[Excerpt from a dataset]

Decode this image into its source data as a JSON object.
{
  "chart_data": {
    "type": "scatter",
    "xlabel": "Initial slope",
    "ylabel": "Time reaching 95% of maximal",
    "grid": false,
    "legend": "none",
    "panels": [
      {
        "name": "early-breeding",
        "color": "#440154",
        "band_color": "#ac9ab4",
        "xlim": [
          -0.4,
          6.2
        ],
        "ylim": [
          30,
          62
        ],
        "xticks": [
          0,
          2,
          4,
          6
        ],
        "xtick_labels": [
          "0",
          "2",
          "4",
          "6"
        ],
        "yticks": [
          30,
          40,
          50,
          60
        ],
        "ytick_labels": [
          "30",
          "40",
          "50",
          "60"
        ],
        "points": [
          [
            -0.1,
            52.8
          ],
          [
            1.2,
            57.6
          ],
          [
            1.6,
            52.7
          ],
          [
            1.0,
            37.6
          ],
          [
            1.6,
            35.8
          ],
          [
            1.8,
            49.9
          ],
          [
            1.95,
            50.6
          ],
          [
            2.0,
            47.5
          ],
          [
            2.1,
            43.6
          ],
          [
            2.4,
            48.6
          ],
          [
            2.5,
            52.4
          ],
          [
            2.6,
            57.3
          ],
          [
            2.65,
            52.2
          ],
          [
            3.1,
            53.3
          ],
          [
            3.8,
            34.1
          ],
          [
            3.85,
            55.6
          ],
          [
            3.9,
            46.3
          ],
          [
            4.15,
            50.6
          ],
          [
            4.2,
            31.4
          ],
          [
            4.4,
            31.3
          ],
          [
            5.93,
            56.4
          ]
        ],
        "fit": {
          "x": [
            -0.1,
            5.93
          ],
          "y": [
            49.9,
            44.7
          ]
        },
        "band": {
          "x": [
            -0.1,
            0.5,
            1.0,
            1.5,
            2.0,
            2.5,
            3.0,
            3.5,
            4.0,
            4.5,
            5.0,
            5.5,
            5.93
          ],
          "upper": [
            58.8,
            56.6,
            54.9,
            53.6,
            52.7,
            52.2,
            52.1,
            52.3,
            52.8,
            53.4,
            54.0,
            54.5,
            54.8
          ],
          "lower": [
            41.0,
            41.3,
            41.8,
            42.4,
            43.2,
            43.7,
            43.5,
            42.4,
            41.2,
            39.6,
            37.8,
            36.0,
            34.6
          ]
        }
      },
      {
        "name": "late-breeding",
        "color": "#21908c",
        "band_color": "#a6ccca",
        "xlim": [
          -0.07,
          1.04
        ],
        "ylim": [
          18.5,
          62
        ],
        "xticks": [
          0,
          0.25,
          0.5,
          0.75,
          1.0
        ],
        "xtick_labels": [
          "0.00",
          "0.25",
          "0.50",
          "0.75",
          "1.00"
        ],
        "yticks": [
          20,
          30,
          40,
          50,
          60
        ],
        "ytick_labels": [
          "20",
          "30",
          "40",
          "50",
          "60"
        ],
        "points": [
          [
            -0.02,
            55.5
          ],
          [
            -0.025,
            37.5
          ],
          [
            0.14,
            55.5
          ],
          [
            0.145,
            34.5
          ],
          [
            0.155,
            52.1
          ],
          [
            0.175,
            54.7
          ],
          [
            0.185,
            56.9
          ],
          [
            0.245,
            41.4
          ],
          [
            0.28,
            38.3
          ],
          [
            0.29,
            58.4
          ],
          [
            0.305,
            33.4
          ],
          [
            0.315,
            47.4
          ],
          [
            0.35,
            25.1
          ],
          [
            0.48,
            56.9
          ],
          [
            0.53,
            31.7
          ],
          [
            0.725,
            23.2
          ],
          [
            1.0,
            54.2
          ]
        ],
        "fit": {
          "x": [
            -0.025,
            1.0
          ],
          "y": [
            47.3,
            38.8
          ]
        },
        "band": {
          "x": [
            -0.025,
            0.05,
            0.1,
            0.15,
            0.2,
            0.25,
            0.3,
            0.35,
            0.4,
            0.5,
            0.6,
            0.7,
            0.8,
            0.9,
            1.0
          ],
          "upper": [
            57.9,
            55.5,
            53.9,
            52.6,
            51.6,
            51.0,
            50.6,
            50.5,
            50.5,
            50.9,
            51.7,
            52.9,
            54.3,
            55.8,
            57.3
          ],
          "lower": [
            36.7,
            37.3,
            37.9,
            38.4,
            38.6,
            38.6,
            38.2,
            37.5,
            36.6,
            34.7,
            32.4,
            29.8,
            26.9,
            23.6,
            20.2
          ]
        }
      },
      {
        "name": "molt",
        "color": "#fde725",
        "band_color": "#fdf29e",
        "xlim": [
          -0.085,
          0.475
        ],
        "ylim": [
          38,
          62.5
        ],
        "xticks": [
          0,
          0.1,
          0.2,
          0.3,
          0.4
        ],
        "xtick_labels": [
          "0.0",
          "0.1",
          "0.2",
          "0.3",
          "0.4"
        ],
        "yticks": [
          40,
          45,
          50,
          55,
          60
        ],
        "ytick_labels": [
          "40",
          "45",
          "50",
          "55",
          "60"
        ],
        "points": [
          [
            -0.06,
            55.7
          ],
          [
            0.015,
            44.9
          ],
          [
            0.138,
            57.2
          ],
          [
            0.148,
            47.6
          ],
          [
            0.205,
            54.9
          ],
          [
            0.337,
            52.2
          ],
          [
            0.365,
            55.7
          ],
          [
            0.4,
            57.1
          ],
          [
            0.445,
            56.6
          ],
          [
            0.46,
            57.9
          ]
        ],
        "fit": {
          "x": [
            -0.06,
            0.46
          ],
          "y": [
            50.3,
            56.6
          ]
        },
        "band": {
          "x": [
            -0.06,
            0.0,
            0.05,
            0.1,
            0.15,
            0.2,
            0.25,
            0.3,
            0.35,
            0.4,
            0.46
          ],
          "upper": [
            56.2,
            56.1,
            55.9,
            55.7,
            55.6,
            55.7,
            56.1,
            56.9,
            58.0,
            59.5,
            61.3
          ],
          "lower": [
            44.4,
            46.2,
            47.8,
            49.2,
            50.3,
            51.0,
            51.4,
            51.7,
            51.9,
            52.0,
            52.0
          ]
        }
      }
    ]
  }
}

TASK PROMPT: From the listing above, extract all records word for word.

RESPONSE TO THIS TASK:
Decode this image into its source data as a JSON object.
{
  "chart_data": {
    "type": "scatter",
    "xlabel": "Initial slope",
    "ylabel": "Time reaching 95% of maximal",
    "grid": false,
    "legend": "none",
    "panels": [
      {
        "name": "early-breeding",
        "color": "#440154",
        "band_color": "#ac9ab4",
        "xlim": [
          -0.4,
          6.2
        ],
        "ylim": [
          30,
          62
        ],
        "xticks": [
          0,
          2,
          4,
          6
        ],
        "xtick_labels": [
          "0",
          "2",
          "4",
          "6"
        ],
        "yticks": [
          30,
          40,
          50,
          60
        ],
        "ytick_labels": [
          "30",
          "40",
          "50",
          "60"
        ],
        "points": [
          [
            -0.1,
            52.8
          ],
          [
            1.2,
            57.6
          ],
          [
            1.6,
            52.7
          ],
          [
            1.0,
            37.6
          ],
          [
            1.6,
            35.8
          ],
          [
            1.8,
            49.9
          ],
          [
            1.95,
            50.6
          ],
          [
            2.0,
            47.5
          ],
          [
            2.1,
            43.6
          ],
          [
            2.4,
            48.6
          ],
          [
            2.5,
            52.4
          ],
          [
            2.6,
            57.3
          ],
          [
            2.65,
            52.2
          ],
          [
            3.1,
            53.3
          ],
          [
            3.8,
            34.1
          ],
          [
            3.85,
            55.6
          ],
          [
            3.9,
            46.3
          ],
          [
            4.15,
            50.6
          ],
          [
            4.2,
            31.4
          ],
          [
            4.4,
            31.3
          ],
          [
            5.93,
            56.4
          ]
        ],
        "fit": {
          "x": [
            -0.1,
            5.93
          ],
          "y": [
            49.9,
            44.7
          ]
        },
        "band": {
          "x": [
            -0.1,
            0.5,
            1.0,
            1.5,
            2.0,
            2.5,
            3.0,
            3.5,
            4.0,
            4.5,
            5.0,
            5.5,
            5.93
          ],
          "upper": [
            58.8,
            56.6,
            54.9,
            53.6,
            52.7,
            52.2,
            52.1,
            52.3,
            52.8,
            53.4,
            54.0,
            54.5,
            54.8
          ],
          "lower": [
            41.0,
            41.3,
            41.8,
            42.4,
            43.2,
            43.7,
            43.5,
            42.4,
            41.2,
            39.6,
            37.8,
            36.0,
            34.6
          ]
        }
      },
      {
        "name": "late-breeding",
        "color": "#21908c",
        "band_color": "#a6ccca",
        "xlim": [
          -0.07,
          1.04
        ],
        "ylim": [
          18.5,
          62
        ],
        "xticks": [
          0,
          0.25,
          0.5,
          0.75,
          1.0
        ],
        "xtick_labels": [
          "0.00",
          "0.25",
          "0.50",
          "0.75",
          "1.00"
        ],
        "yticks": [
          20,
          30,
          40,
          50,
          60
        ],
        "ytick_labels": [
          "20",
          "30",
          "40",
          "50",
          "60"
        ],
        "points": [
          [
            -0.02,
            55.5
          ],
          [
            -0.025,
            37.5
          ],
          [
            0.14,
            55.5
          ],
          [
            0.145,
            34.5
          ],
          [
            0.155,
            52.1
          ],
          [
            0.175,
            54.7
          ],
          [
            0.185,
            56.9
          ],
          [
            0.245,
            41.4
          ],
          [
            0.28,
            38.3
          ],
          [
            0.29,
            58.4
          ],
          [
            0.305,
            33.4
          ],
          [
            0.315,
            47.4
          ],
          [
            0.35,
            25.1
          ],
          [
            0.48,
            56.9
          ],
          [
            0.53,
            31.7
          ],
          [
            0.725,
            23.2
          ],
          [
            1.0,
            54.2
          ]
        ],
        "fit": {
          "x": [
            -0.025,
            1.0
          ],
          "y": [
            47.3,
            38.8
          ]
        },
        "band": {
          "x": [
            -0.025,
            0.05,
            0.1,
            0.15,
            0.2,
            0.25,
            0.3,
            0.35,
            0.4,
            0.5,
            0.6,
            0.7,
            0.8,
            0.9,
            1.0
          ],
          "upper": [
            57.9,
            55.5,
            53.9,
            52.6,
            51.6,
            51.0,
            50.6,
            50.5,
            50.5,
            50.9,
            51.7,
            52.9,
            54.3,
            55.8,
            57.3
          ],
          "lower": [
            36.7,
            37.3,
            37.9,
            38.4,
            38.6,
            38.6,
            38.2,
            37.5,
            36.6,
            34.7,
            32.4,
            29.8,
            26.9,
            23.6,
            20.2
          ]
        }
      },
      {
        "name": "molt",
        "color": "#fde725",
        "band_color": "#fdf29e",
        "xlim": [
          -0.085,
          0.475
        ],
        "ylim": [
          38,
          62.5
        ],
        "xticks": [
          0,
          0.1,
          0.2,
          0.3,
          0.4
        ],
        "xtick_labels": [
          "0.0",
          "0.1",
          "0.2",
          "0.3",
          "0.4"
        ],
        "yticks": [
          40,
          45,
          50,
          55,
          60
        ],
        "ytick_labels": [
          "40",
          "45",
          "50",
          "55",
          "60"
        ],
        "points": [
          [
            -0.06,
            55.7
          ],
          [
            0.015,
            44.9
          ],
          [
            0.138,
            57.2
          ],
          [
            0.148,
            47.6
          ],
          [
            0.205,
            54.9
          ],
          [
            0.337,
            52.2
          ],
          [
            0.365,
            55.7
          ],
          [
            0.4,
            57.1
          ],
          [
            0.445,
            56.6
          ],
          [
            0.46,
            57.9
          ]
        ],
        "fit": {
          "x": [
            -0.06,
            0.46
          ],
          "y": [
            50.3,
            56.6
          ]
        },
        "band": {
          "x": [
            -0.06,
            0.0,
            0.05,
            0.1,
            0.15,
            0.2,
            0.25,
            0.3,
            0.35,
            0.4,
            0.46
          ],
          "upper": [
            56.2,
            56.1,
            55.9,
            55.7,
            55.6,
            55.7,
            56.1,
            56.9,
            58.0,
            59.5,
            61.3
          ],
          "lower": [
            44.4,
            46.2,
            47.8,
            49.2,
            50.3,
            51.0,
            51.4,
            51.7,
            51.9,
            52.0,
            52.0
          ]
        }
      }
    ]
  }
}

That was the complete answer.